### Set exercise
Gather up every line that includes the string "君与家君期日中".

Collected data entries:
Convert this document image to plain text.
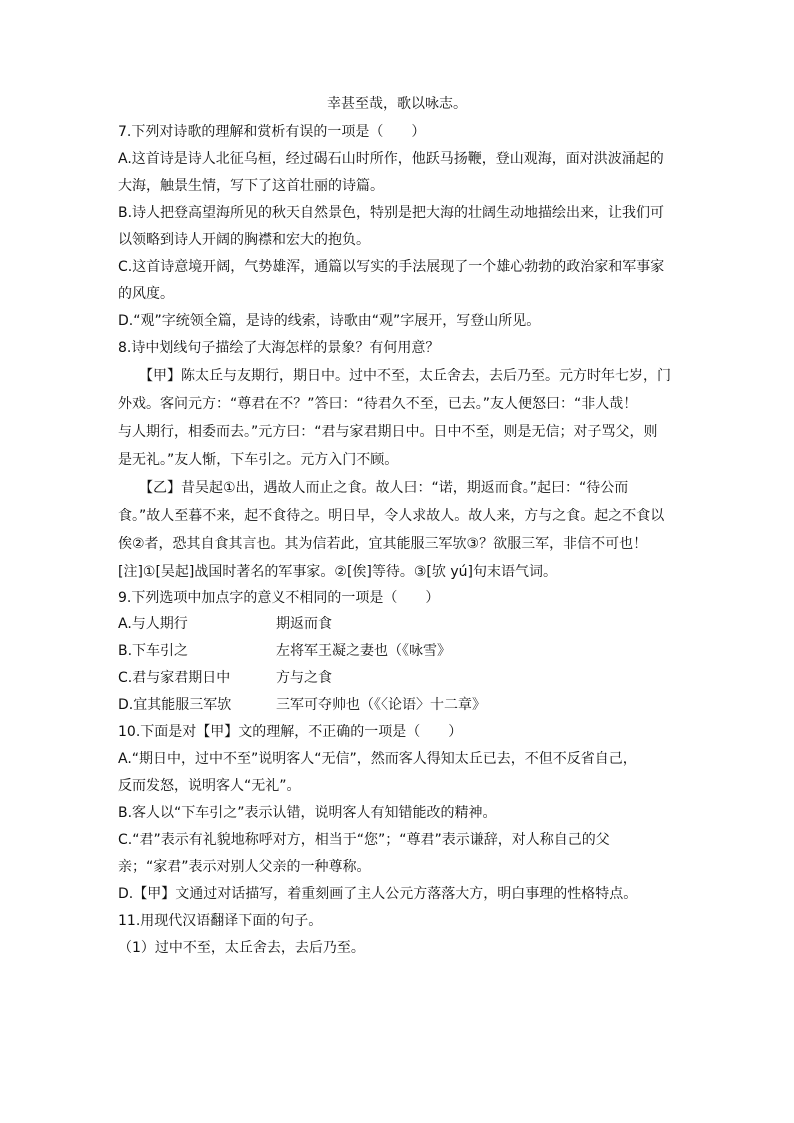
幸甚至哉，歌以咏志。
7.下列对诗歌的理解和赏析有误的一项是（　　）
A.这首诗是诗人北征乌桓，经过碣石山时所作，他跃马扬鞭，登山观海，面对洪波涌起的
大海，触景生情，写下了这首壮丽的诗篇。
B.诗人把登高望海所见的秋天自然景色，特别是把大海的壮阔生动地描绘出来，让我们可
以领略到诗人开阔的胸襟和宏大的抱负。
C.这首诗意境开阔，气势雄浑，通篇以写实的手法展现了一个雄心勃勃的政治家和军事家
的风度。
D.“观”字统领全篇，是诗的线索，诗歌由“观”字展开，写登山所见。
8.诗中划线句子描绘了大海怎样的景象？有何用意？
　　【甲】陈太丘与友期行，期日中。过中不至，太丘舍去，去后乃至。元方时年七岁，门
外戏。客问元方：“尊君在不？”答曰：“待君久不至，已去。”友人便怒曰：“非人哉！
与人期行，相委而去。”元方曰：“君与家君期日中。日中不至，则是无信；对子骂父，则
是无礼。”友人惭，下车引之。元方入门不顾。
　　【乙】昔吴起①出，遇故人而止之食。故人曰：“诺，期返而食。”起曰：“待公而
食。”故人至暮不来，起不食待之。明日早，令人求故人。故人来，方与之食。起之不食以
俟②者，恐其自食其言也。其为信若此，宜其能服三军欤③？欲服三军，非信不可也！
[注]①[吴起]战国时著名的军事家。②[俟]等待。③[欤 yú]句末语气词。
9.下列选项中加点字的意义不相同的一项是（　　）
A.与人期行	期返而食
B.下车引之	左将军王凝之妻也（《咏雪》
C.君与家君期日中	方与之食
D.宜其能服三军欤	三军可夺帅也（《〈论语〉十二章》
10.下面是对【甲】文的理解，不正确的一项是（　　）
A.“期日中，过中不至”说明客人“无信”，然而客人得知太丘已去，不但不反省自己，
反而发怒，说明客人“无礼”。
B.客人以“下车引之”表示认错，说明客人有知错能改的精神。
C.“君”表示有礼貌地称呼对方，相当于“您”；“尊君”表示谦辞，对人称自己的父
亲；“家君”表示对别人父亲的一种尊称。
D.【甲】文通过对话描写，着重刻画了主人公元方落落大方，明白事理的性格特点。
11.用现代汉语翻译下面的句子。
（1）过中不至，太丘舍去，去后乃至。
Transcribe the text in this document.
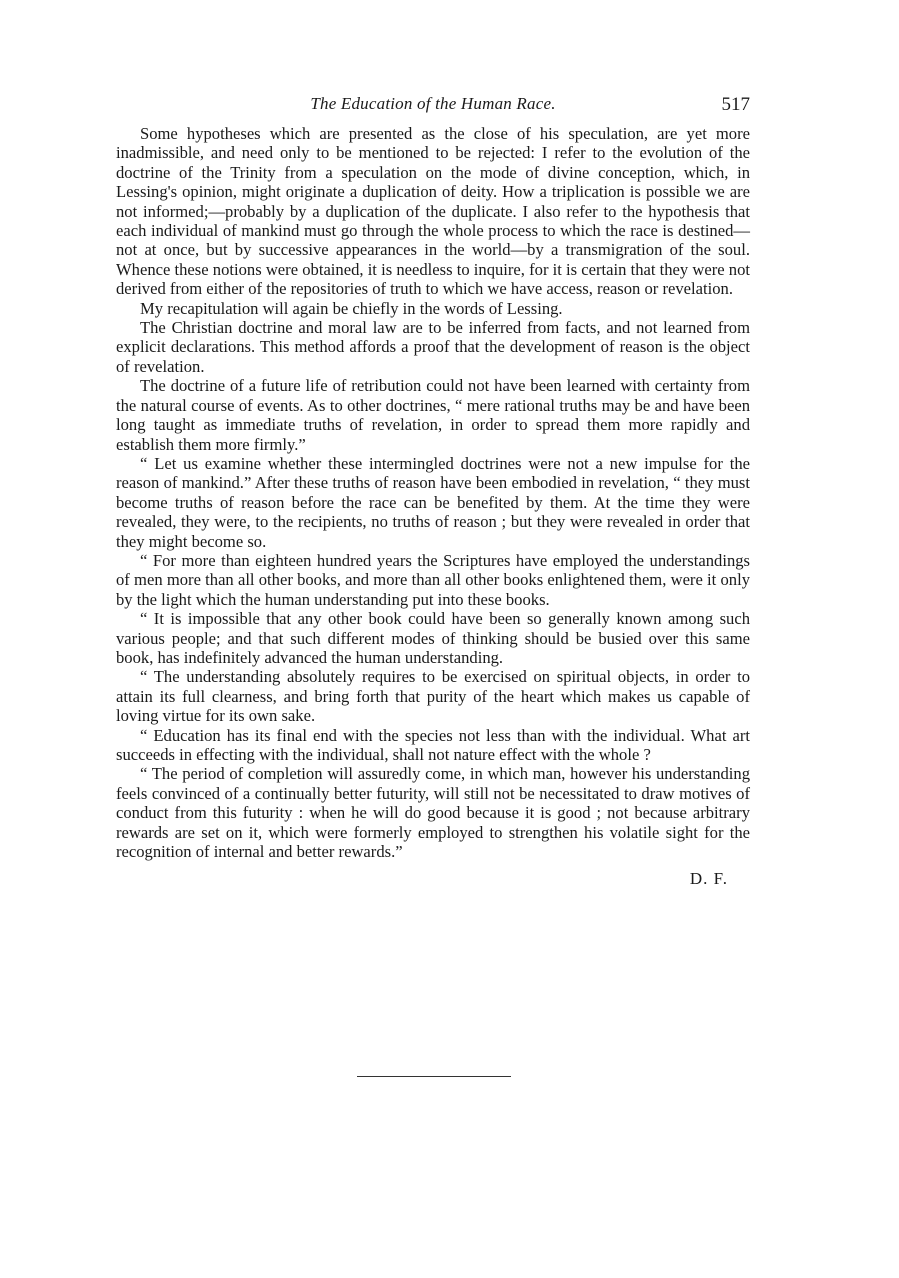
The Education of the Human Race.	517

Some hypotheses which are presented as the close of his speculation, are yet more inadmissible, and need only to be mentioned to be rejected: I refer to the evolution of the doctrine of the Trinity from a speculation on the mode of divine conception, which, in Lessing's opinion, might originate a duplication of deity. How a triplication is possible we are not informed;—probably by a duplication of the duplicate. I also refer to the hypothesis that each individual of mankind must go through the whole process to which the race is destined—not at once, but by successive appearances in the world—by a transmigration of the soul. Whence these notions were obtained, it is needless to inquire, for it is certain that they were not derived from either of the repositories of truth to which we have access, reason or revelation.

My recapitulation will again be chiefly in the words of Lessing.

The Christian doctrine and moral law are to be inferred from facts, and not learned from explicit declarations. This method affords a proof that the development of reason is the object of revelation.

The doctrine of a future life of retribution could not have been learned with certainty from the natural course of events. As to other doctrines, “ mere rational truths may be and have been long taught as immediate truths of revelation, in order to spread them more rapidly and establish them more firmly.”

“ Let us examine whether these intermingled doctrines were not a new impulse for the reason of mankind.” After these truths of reason have been embodied in revelation, “ they must become truths of reason before the race can be benefited by them. At the time they were revealed, they were, to the recipients, no truths of reason ; but they were revealed in order that they might become so.

“ For more than eighteen hundred years the Scriptures have employed the understandings of men more than all other books, and more than all other books enlightened them, were it only by the light which the human understanding put into these books.

“ It is impossible that any other book could have been so generally known among such various people; and that such different modes of thinking should be busied over this same book, has indefinitely advanced the human understanding.

“ The understanding absolutely requires to be exercised on spiritual objects, in order to attain its full clearness, and bring forth that purity of the heart which makes us capable of loving virtue for its own sake.

“ Education has its final end with the species not less than with the individual. What art succeeds in effecting with the individual, shall not nature effect with the whole ?

“ The period of completion will assuredly come, in which man, however his understanding feels convinced of a continually better futurity, will still not be necessitated to draw motives of conduct from this futurity : when he will do good because it is good ; not because arbitrary rewards are set on it, which were formerly employed to strengthen his volatile sight for the recognition of internal and better rewards.”

D. F.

### Written response
与人期行，相委而去。”元方曰：“君与家君期日中。日中不至，则是无信；对子骂父，则
C.君与家君期日中	方与之食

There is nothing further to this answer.